__REQUIRED TASK__:
Where a line of the listing below includes the word "offset", reproduce that line.

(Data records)

_ _ _ _ _ _ _

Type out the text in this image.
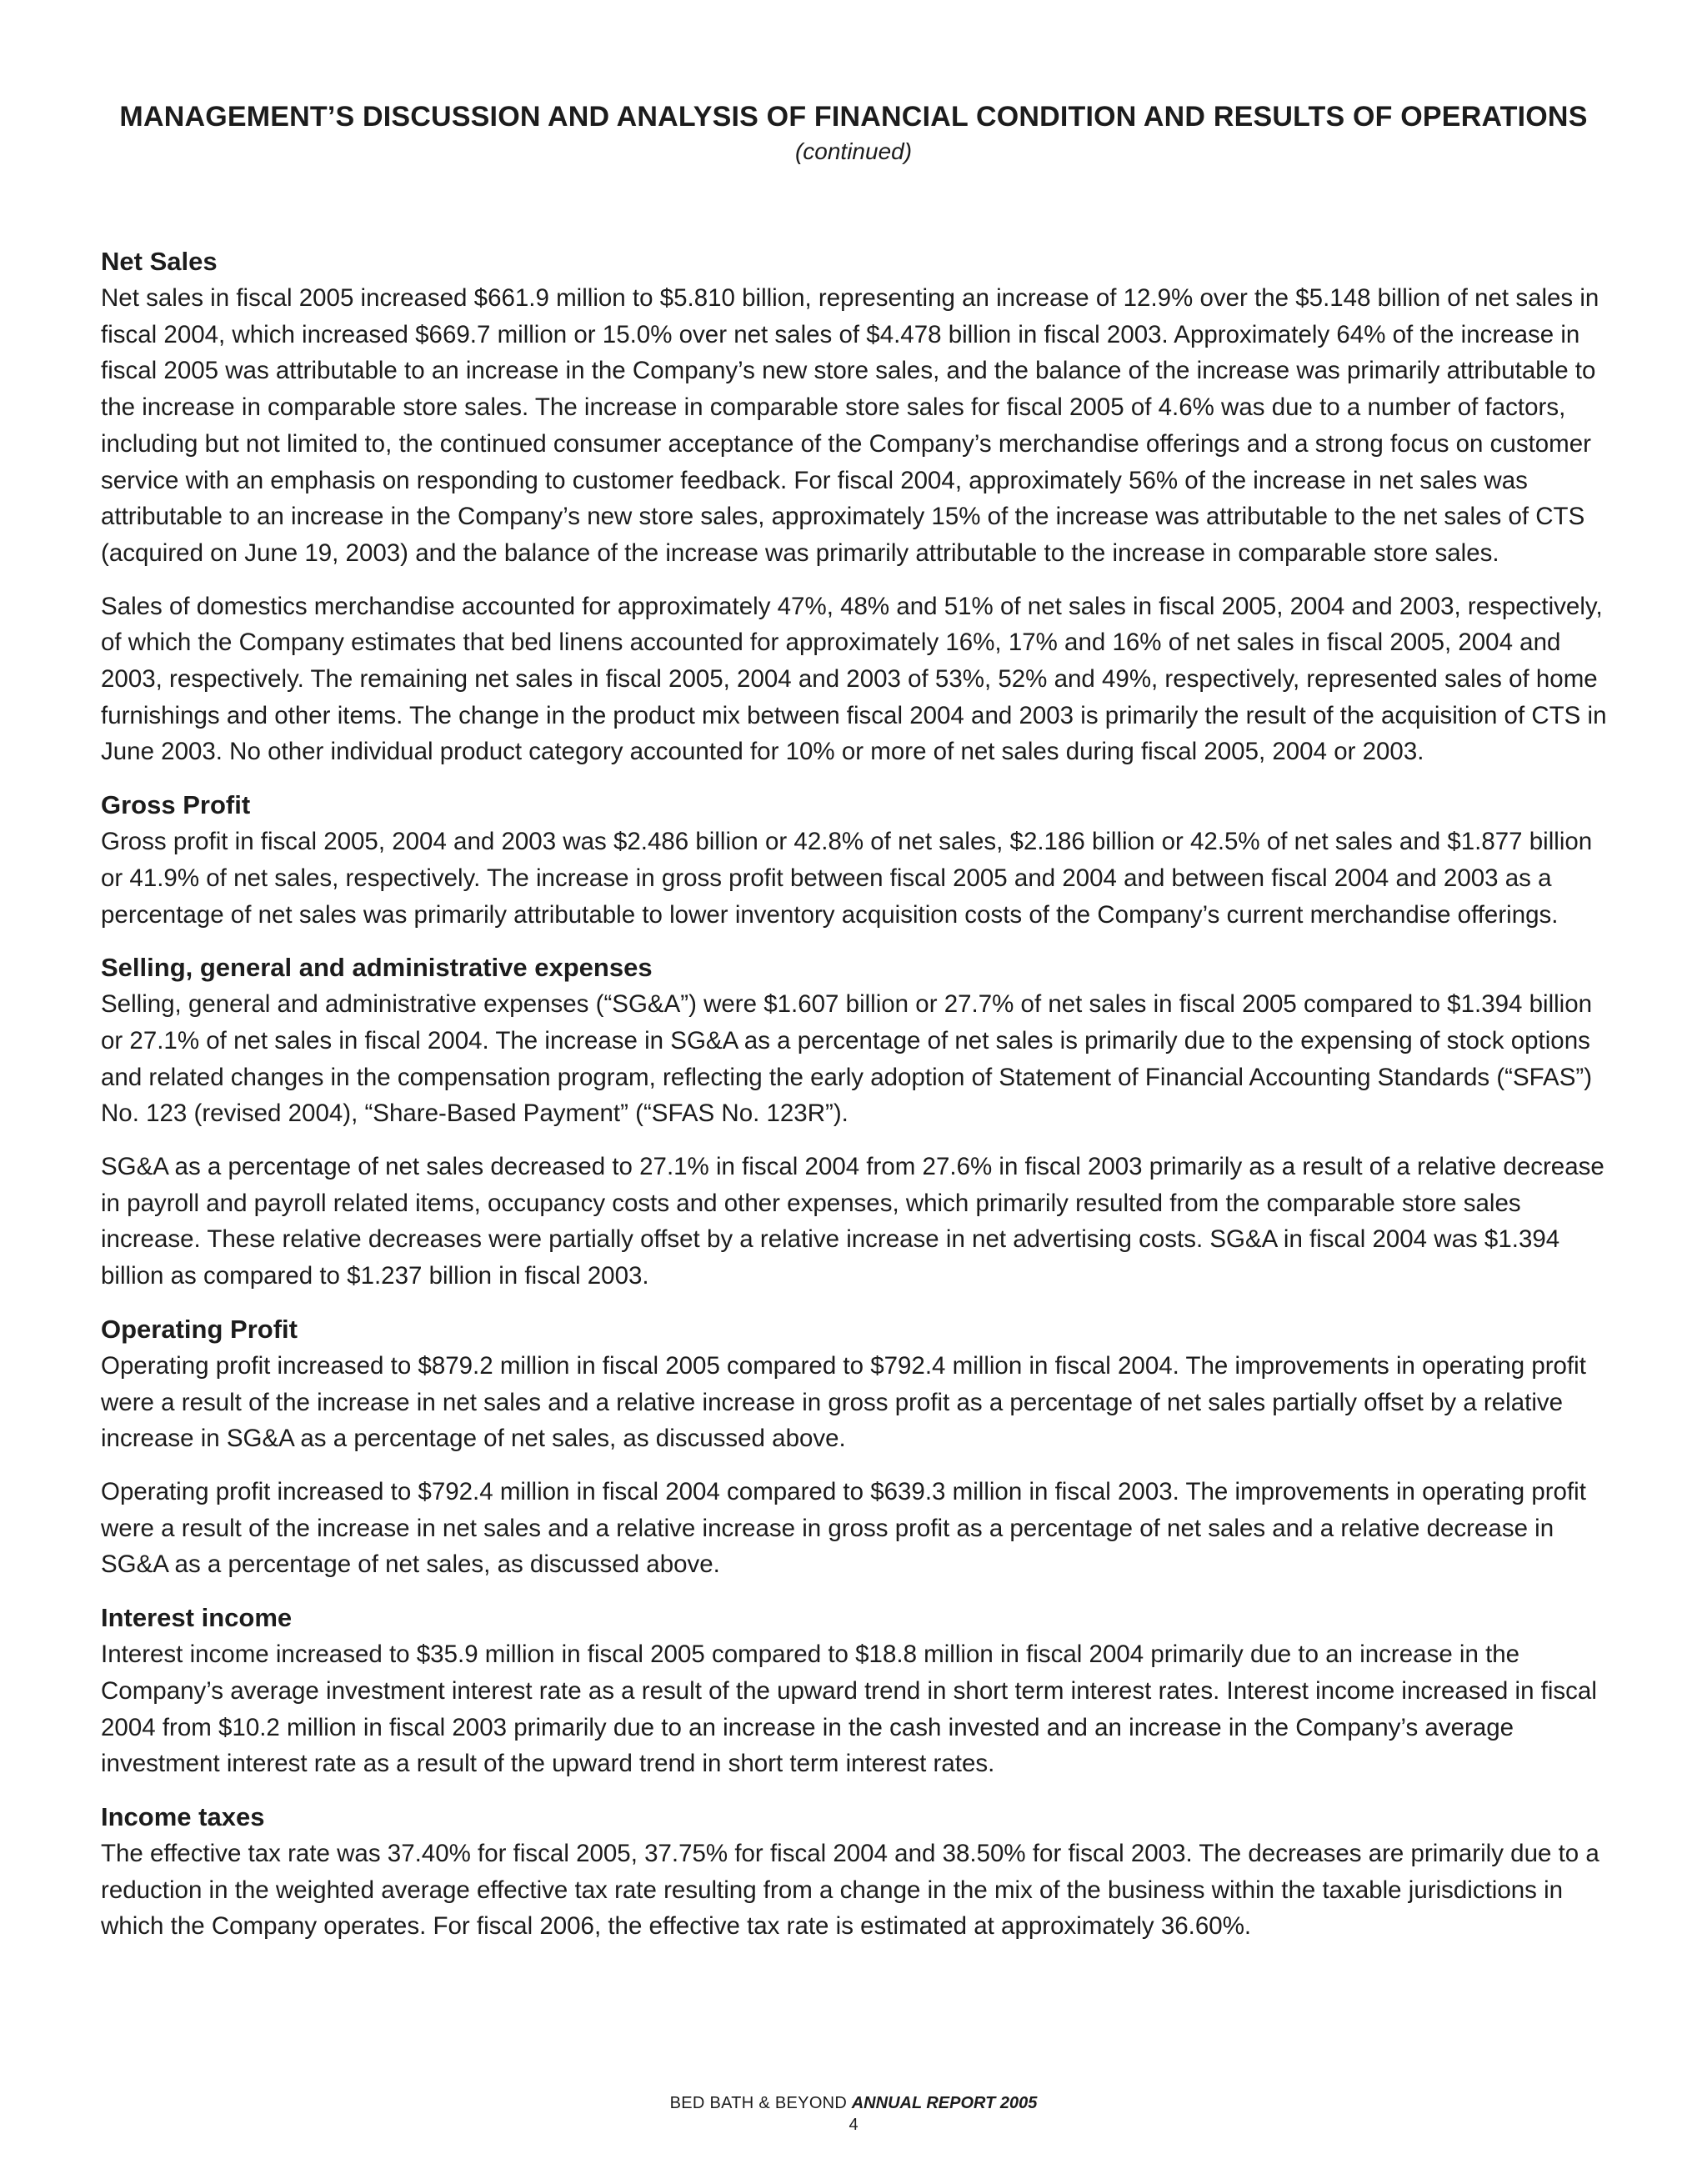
MANAGEMENT’S DISCUSSION AND ANALYSIS OF FINANCIAL CONDITION AND RESULTS OF OPERATIONS
(continued)
Net Sales

Net sales in fiscal 2005 increased $661.9 million to $5.810 billion, representing an increase of 12.9% over the $5.148 billion of net sales in fiscal 2004, which increased $669.7 million or 15.0% over net sales of $4.478 billion in fiscal 2003. Approximately 64% of the increase in fiscal 2005 was attributable to an increase in the Company’s new store sales, and the balance of the increase was primarily attributable to the increase in comparable store sales. The increase in comparable store sales for fiscal 2005 of 4.6% was due to a number of factors, including but not limited to, the continued consumer acceptance of the Company’s merchandise offerings and a strong focus on customer service with an emphasis on responding to customer feedback. For fiscal 2004, approximately 56% of the increase in net sales was attributable to an increase in the Company’s new store sales, approximately 15% of the increase was attributable to the net sales of CTS (acquired on June 19, 2003) and the balance of the increase was primarily attributable to the increase in comparable store sales.

Sales of domestics merchandise accounted for approximately 47%, 48% and 51% of net sales in fiscal 2005, 2004 and 2003, respectively, of which the Company estimates that bed linens accounted for approximately 16%, 17% and 16% of net sales in fiscal 2005, 2004 and 2003, respectively. The remaining net sales in fiscal 2005, 2004 and 2003 of 53%, 52% and 49%, respectively, represented sales of home furnishings and other items. The change in the product mix between fiscal 2004 and 2003 is primarily the result of the acquisition of CTS in June 2003. No other individual product category accounted for 10% or more of net sales during fiscal 2005, 2004 or 2003.

Gross Profit

Gross profit in fiscal 2005, 2004 and 2003 was $2.486 billion or 42.8% of net sales, $2.186 billion or 42.5% of net sales and $1.877 billion or 41.9% of net sales, respectively. The increase in gross profit between fiscal 2005 and 2004 and between fiscal 2004 and 2003 as a percentage of net sales was primarily attributable to lower inventory acquisition costs of the Company’s current merchandise offerings.

Selling, general and administrative expenses

Selling, general and administrative expenses (“SG&A”) were $1.607 billion or 27.7% of net sales in fiscal 2005 compared to $1.394 billion or 27.1% of net sales in fiscal 2004. The increase in SG&A as a percentage of net sales is primarily due to the expensing of stock options and related changes in the compensation program, reflecting the early adoption of Statement of Financial Accounting Standards (“SFAS”) No. 123 (revised 2004), “Share-Based Payment” (“SFAS No. 123R”).

SG&A as a percentage of net sales decreased to 27.1% in fiscal 2004 from 27.6% in fiscal 2003 primarily as a result of a relative decrease in payroll and payroll related items, occupancy costs and other expenses, which primarily resulted from the comparable store sales increase. These relative decreases were partially offset by a relative increase in net advertising costs. SG&A in fiscal 2004 was $1.394 billion as compared to $1.237 billion in fiscal 2003.

Operating Profit

Operating profit increased to $879.2 million in fiscal 2005 compared to $792.4 million in fiscal 2004. The improvements in operating profit were a result of the increase in net sales and a relative increase in gross profit as a percentage of net sales partially offset by a relative increase in SG&A as a percentage of net sales, as discussed above.

Operating profit increased to $792.4 million in fiscal 2004 compared to $639.3 million in fiscal 2003. The improvements in operating profit were a result of the increase in net sales and a relative increase in gross profit as a percentage of net sales and a relative decrease in SG&A as a percentage of net sales, as discussed above.

Interest income

Interest income increased to $35.9 million in fiscal 2005 compared to $18.8 million in fiscal 2004 primarily due to an increase in the Company’s average investment interest rate as a result of the upward trend in short term interest rates. Interest income increased in fiscal 2004 from $10.2 million in fiscal 2003 primarily due to an increase in the cash invested and an increase in the Company’s average investment interest rate as a result of the upward trend in short term interest rates.

Income taxes

The effective tax rate was 37.40% for fiscal 2005, 37.75% for fiscal 2004 and 38.50% for fiscal 2003. The decreases are primarily due to a reduction in the weighted average effective tax rate resulting from a change in the mix of the business within the taxable jurisdictions in which the Company operates. For fiscal 2006, the effective tax rate is estimated at approximately 36.60%.

BED BATH & BEYOND ANNUAL REPORT 2005
4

_ _ _ _ _ _ _

__COMPLETED TASK__:
SG&A as a percentage of net sales decreased to 27.1% in fiscal 2004 from 27.6% in fiscal 2003 primarily as a result of a relative decrease in payroll and payroll related items, occupancy costs and other expenses, which primarily resulted from the comparable store sales increase. These relative decreases were partially offset by a relative increase in net advertising costs. SG&A in fiscal 2004 was $1.394 billion as compared to $1.237 billion in fiscal 2003.
Operating profit increased to $879.2 million in fiscal 2005 compared to $792.4 million in fiscal 2004. The improvements in operating profit were a result of the increase in net sales and a relative increase in gross profit as a percentage of net sales partially offset by a relative increase in SG&A as a percentage of net sales, as discussed above.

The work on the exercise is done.